■ DO THIS
Set down the records once more, please, exactly and with the pictures left out.

■ Stored items

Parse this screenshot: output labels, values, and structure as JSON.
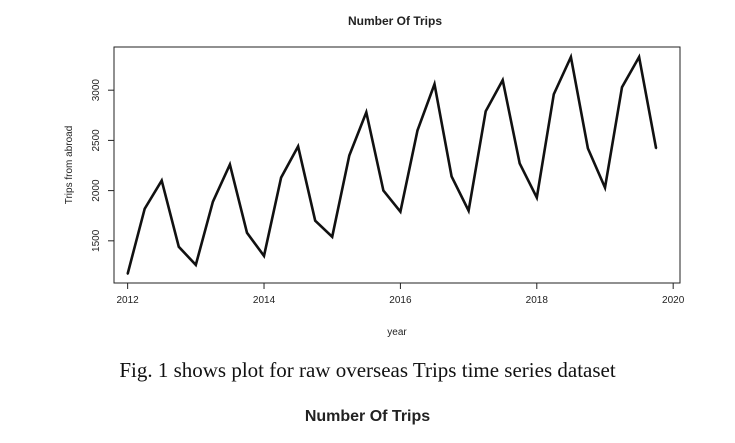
{
  "chart_data": {
    "type": "line",
    "title": "Number Of Trips",
    "xlabel": "year",
    "ylabel": "Trips from abroad",
    "xlim": [
      2011.8,
      2020.1
    ],
    "ylim": [
      1080,
      3430
    ],
    "x_ticks": [
      2012,
      2014,
      2016,
      2018,
      2020
    ],
    "y_ticks": [
      1500,
      2000,
      2500,
      3000
    ],
    "grid": false,
    "series": [
      {
        "x": [
          2012.0,
          2012.25,
          2012.5,
          2012.75,
          2013.0,
          2013.25,
          2013.5,
          2013.75,
          2014.0,
          2014.25,
          2014.5,
          2014.75,
          2015.0,
          2015.25,
          2015.5,
          2015.75,
          2016.0,
          2016.25,
          2016.5,
          2016.75,
          2017.0,
          2017.25,
          2017.5,
          2017.75,
          2018.0,
          2018.25,
          2018.5,
          2018.75,
          2019.0,
          2019.25,
          2019.5,
          2019.75
        ],
        "y": [
          1170,
          1820,
          2100,
          1440,
          1260,
          1890,
          2260,
          1580,
          1350,
          2130,
          2440,
          1700,
          1540,
          2350,
          2780,
          2000,
          1790,
          2600,
          3060,
          2140,
          1800,
          2790,
          3100,
          2270,
          1930,
          2960,
          3330,
          2420,
          2030,
          3030,
          3330,
          2420
        ]
      }
    ]
  },
  "caption": "Fig. 1 shows plot for raw overseas Trips time series dataset",
  "next_title": "Number Of Trips"
}
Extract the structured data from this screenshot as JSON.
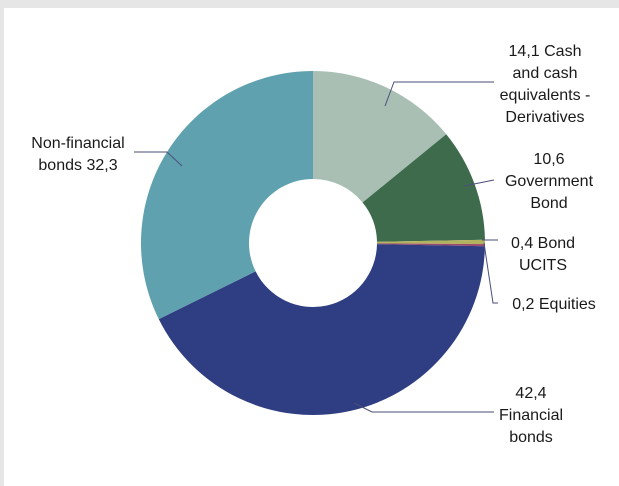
{
  "chart_data": {
    "type": "pie",
    "donut": true,
    "title": "",
    "slices": [
      {
        "label_lines": [
          "14,1  Cash",
          "and cash",
          "equivalents -",
          "Derivatives"
        ],
        "value": 14.1,
        "color": "#a9bfb4"
      },
      {
        "label_lines": [
          "10,6",
          "Government",
          "Bond"
        ],
        "value": 10.6,
        "color": "#3d6b4c"
      },
      {
        "label_lines": [
          "0,4  Bond",
          "UCITS"
        ],
        "value": 0.4,
        "color": "#b2b35f"
      },
      {
        "label_lines": [
          "0,2  Equities"
        ],
        "value": 0.2,
        "color": "#9b4a6e"
      },
      {
        "label_lines": [
          "42,4",
          "Financial",
          "bonds"
        ],
        "value": 42.4,
        "color": "#2f3d82"
      },
      {
        "label_lines": [
          "Non-financial",
          "bonds  32,3"
        ],
        "value": 32.3,
        "color": "#5fa1ae"
      }
    ],
    "legend": "none",
    "leader_line_color": "#4a4f7a"
  }
}
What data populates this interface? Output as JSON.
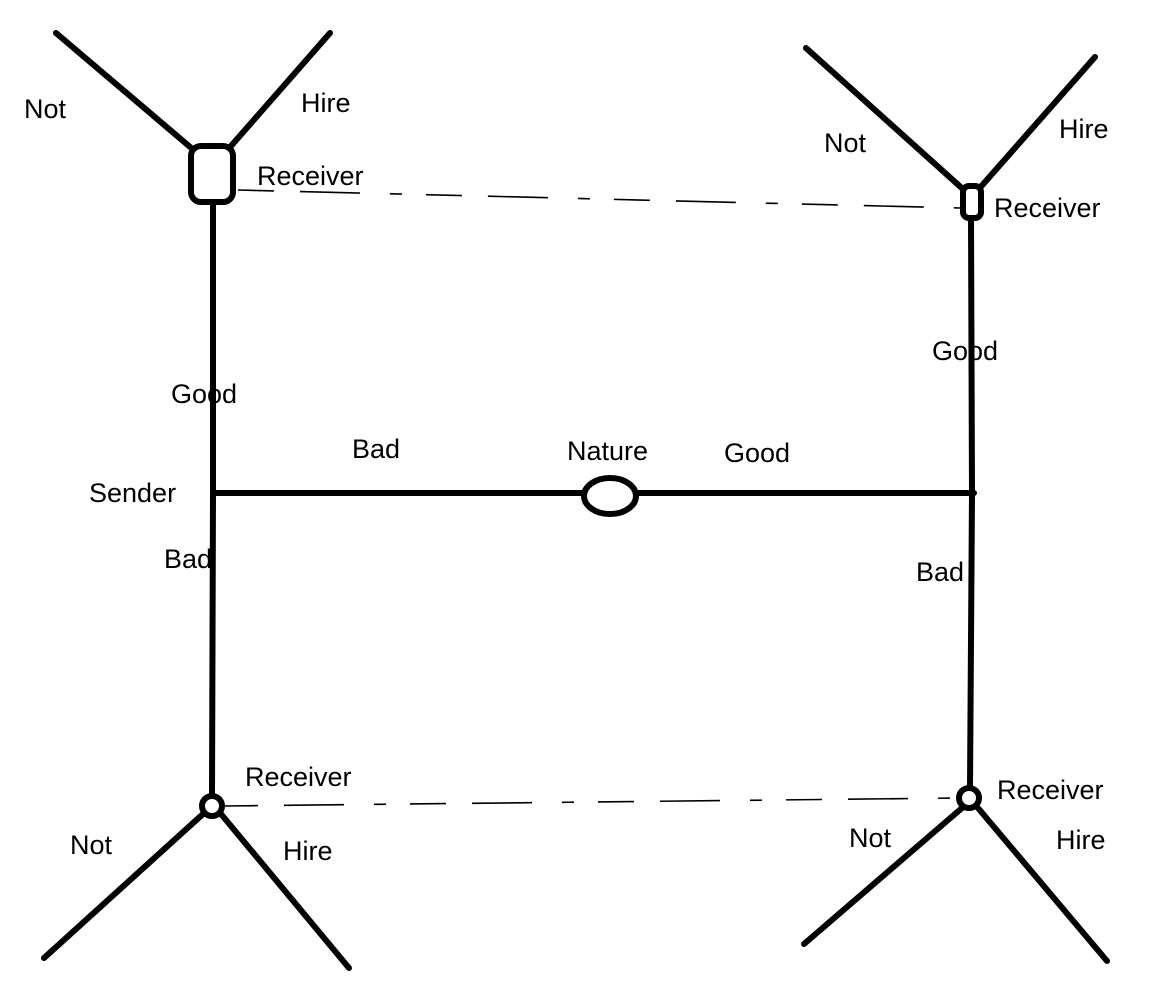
{
  "diagram": {
    "nature_label": "Nature",
    "sender_label": "Sender",
    "branch_bad_label": "Bad",
    "branch_good_label": "Good",
    "sender_bad": {
      "good_label": "Good",
      "bad_label": "Bad",
      "receiver_top": {
        "label": "Receiver",
        "not_label": "Not",
        "hire_label": "Hire"
      },
      "receiver_bottom": {
        "label": "Receiver",
        "not_label": "Not",
        "hire_label": "Hire"
      }
    },
    "sender_good": {
      "good_label": "Good",
      "bad_label": "Bad",
      "receiver_top": {
        "label": "Receiver",
        "not_label": "Not",
        "hire_label": "Hire"
      },
      "receiver_bottom": {
        "label": "Receiver",
        "not_label": "Not",
        "hire_label": "Hire"
      }
    }
  }
}
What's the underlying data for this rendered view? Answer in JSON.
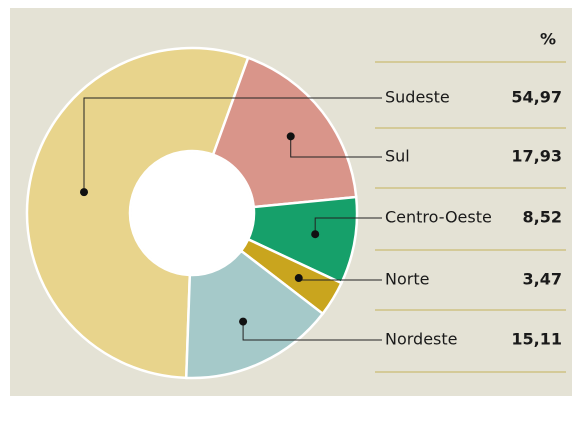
{
  "chart_data": {
    "type": "donut",
    "value_header": "%",
    "categories": [
      "Sudeste",
      "Sul",
      "Centro-Oeste",
      "Norte",
      "Nordeste"
    ],
    "values": [
      54.97,
      17.93,
      8.52,
      3.47,
      15.11
    ],
    "value_labels": [
      "54,97",
      "17,93",
      "8,52",
      "3,47",
      "15,11"
    ],
    "colors": [
      "#e8d48c",
      "#d9958a",
      "#16a06a",
      "#c9a51e",
      "#a5c9c9"
    ]
  }
}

■ THE RESPONSE
Parse this screenshot: output labels, values, and structure as JSON.
{
  "chart_data": {
    "type": "line",
    "title": "Number Of Trips",
    "xlabel": "year",
    "ylabel": "Trips from abroad",
    "xlim": [
      2011.8,
      2020.1
    ],
    "ylim": [
      1080,
      3430
    ],
    "x_ticks": [
      2012,
      2014,
      2016,
      2018,
      2020
    ],
    "y_ticks": [
      1500,
      2000,
      2500,
      3000
    ],
    "grid": false,
    "series": [
      {
        "x": [
          2012.0,
          2012.25,
          2012.5,
          2012.75,
          2013.0,
          2013.25,
          2013.5,
          2013.75,
          2014.0,
          2014.25,
          2014.5,
          2014.75,
          2015.0,
          2015.25,
          2015.5,
          2015.75,
          2016.0,
          2016.25,
          2016.5,
          2016.75,
          2017.0,
          2017.25,
          2017.5,
          2017.75,
          2018.0,
          2018.25,
          2018.5,
          2018.75,
          2019.0,
          2019.25,
          2019.5,
          2019.75
        ],
        "y": [
          1170,
          1820,
          2100,
          1440,
          1260,
          1890,
          2260,
          1580,
          1350,
          2130,
          2440,
          1700,
          1540,
          2350,
          2780,
          2000,
          1790,
          2600,
          3060,
          2140,
          1800,
          2790,
          3100,
          2270,
          1930,
          2960,
          3330,
          2420,
          2030,
          3030,
          3330,
          2420
        ]
      }
    ]
  },
  "caption": "Fig. 1 shows plot for raw overseas Trips time series dataset",
  "next_title": "Number Of Trips"
}
Extract the structured data from this screenshot as JSON.
{
  "chart_data": {
    "type": "pie",
    "donut": true,
    "title": "",
    "slices": [
      {
        "label_lines": [
          "14,1  Cash",
          "and cash",
          "equivalents -",
          "Derivatives"
        ],
        "value": 14.1,
        "color": "#a9bfb4"
      },
      {
        "label_lines": [
          "10,6",
          "Government",
          "Bond"
        ],
        "value": 10.6,
        "color": "#3d6b4c"
      },
      {
        "label_lines": [
          "0,4  Bond",
          "UCITS"
        ],
        "value": 0.4,
        "color": "#b2b35f"
      },
      {
        "label_lines": [
          "0,2  Equities"
        ],
        "value": 0.2,
        "color": "#9b4a6e"
      },
      {
        "label_lines": [
          "42,4",
          "Financial",
          "bonds"
        ],
        "value": 42.4,
        "color": "#2f3d82"
      },
      {
        "label_lines": [
          "Non-financial",
          "bonds  32,3"
        ],
        "value": 32.3,
        "color": "#5fa1ae"
      }
    ],
    "legend": "none",
    "leader_line_color": "#4a4f7a"
  }
}
What data populates this interface? Output as JSON.
{
  "diagram": {
    "nature_label": "Nature",
    "sender_label": "Sender",
    "branch_bad_label": "Bad",
    "branch_good_label": "Good",
    "sender_bad": {
      "good_label": "Good",
      "bad_label": "Bad",
      "receiver_top": {
        "label": "Receiver",
        "not_label": "Not",
        "hire_label": "Hire"
      },
      "receiver_bottom": {
        "label": "Receiver",
        "not_label": "Not",
        "hire_label": "Hire"
      }
    },
    "sender_good": {
      "good_label": "Good",
      "bad_label": "Bad",
      "receiver_top": {
        "label": "Receiver",
        "not_label": "Not",
        "hire_label": "Hire"
      },
      "receiver_bottom": {
        "label": "Receiver",
        "not_label": "Not",
        "hire_label": "Hire"
      }
    }
  }
}
What's the underlying data for this rendered view? Answer in JSON.
{
  "chart_data": {
    "type": "donut",
    "value_header": "%",
    "categories": [
      "Sudeste",
      "Sul",
      "Centro-Oeste",
      "Norte",
      "Nordeste"
    ],
    "values": [
      54.97,
      17.93,
      8.52,
      3.47,
      15.11
    ],
    "value_labels": [
      "54,97",
      "17,93",
      "8,52",
      "3,47",
      "15,11"
    ],
    "colors": [
      "#e8d48c",
      "#d9958a",
      "#16a06a",
      "#c9a51e",
      "#a5c9c9"
    ]
  }
}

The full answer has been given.